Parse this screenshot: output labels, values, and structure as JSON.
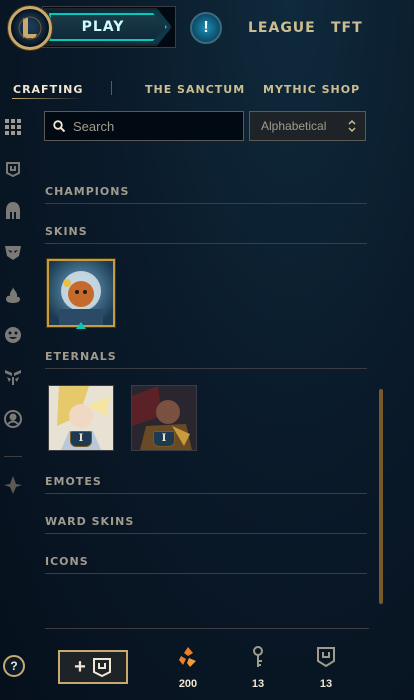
{
  "topbar": {
    "play_label": "PLAY",
    "alert_label": "!",
    "links": [
      "LEAGUE",
      "TFT"
    ]
  },
  "subnav": {
    "tabs": [
      "CRAFTING",
      "THE SANCTUM",
      "MYTHIC SHOP"
    ],
    "active": "CRAFTING"
  },
  "rail": {
    "icons": [
      "grid-icon",
      "chest-icon",
      "helmet-icon",
      "mask-icon",
      "flame-icon",
      "emote-icon",
      "ward-icon",
      "profile-icon",
      "shard-icon"
    ]
  },
  "search": {
    "placeholder": "Search",
    "sort_value": "Alphabetical"
  },
  "sections": {
    "champions": "CHAMPIONS",
    "skins": "SKINS",
    "eternals": "ETERNALS",
    "emotes": "EMOTES",
    "ward_skins": "WARD SKINS",
    "icons": "ICONS"
  },
  "eternals": [
    {
      "badge": "I"
    },
    {
      "badge": "I"
    }
  ],
  "footer": {
    "help_label": "?",
    "add_label": "+",
    "currencies": [
      {
        "icon": "orange-essence-icon",
        "value": "200"
      },
      {
        "icon": "key-icon",
        "value": "13"
      },
      {
        "icon": "chest-icon",
        "value": "13"
      }
    ]
  },
  "colors": {
    "gold": "#c8aa6e",
    "teal": "#0ac8b9",
    "orange_essence": "#e8812a"
  }
}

== == ==

PROMPT => Set each line of the records down exactly, leaving every picture out.

TASK OUTPUT =>
Parse this screenshot: output labels, values, and structure as JSON.
{
  "topbar": {
    "play_label": "PLAY",
    "alert_label": "!",
    "links": [
      "LEAGUE",
      "TFT"
    ]
  },
  "subnav": {
    "tabs": [
      "CRAFTING",
      "THE SANCTUM",
      "MYTHIC SHOP"
    ],
    "active": "CRAFTING"
  },
  "rail": {
    "icons": [
      "grid-icon",
      "chest-icon",
      "helmet-icon",
      "mask-icon",
      "flame-icon",
      "emote-icon",
      "ward-icon",
      "profile-icon",
      "shard-icon"
    ]
  },
  "search": {
    "placeholder": "Search",
    "sort_value": "Alphabetical"
  },
  "sections": {
    "champions": "CHAMPIONS",
    "skins": "SKINS",
    "eternals": "ETERNALS",
    "emotes": "EMOTES",
    "ward_skins": "WARD SKINS",
    "icons": "ICONS"
  },
  "eternals": [
    {
      "badge": "I"
    },
    {
      "badge": "I"
    }
  ],
  "footer": {
    "help_label": "?",
    "add_label": "+",
    "currencies": [
      {
        "icon": "orange-essence-icon",
        "value": "200"
      },
      {
        "icon": "key-icon",
        "value": "13"
      },
      {
        "icon": "chest-icon",
        "value": "13"
      }
    ]
  },
  "colors": {
    "gold": "#c8aa6e",
    "teal": "#0ac8b9",
    "orange_essence": "#e8812a"
  }
}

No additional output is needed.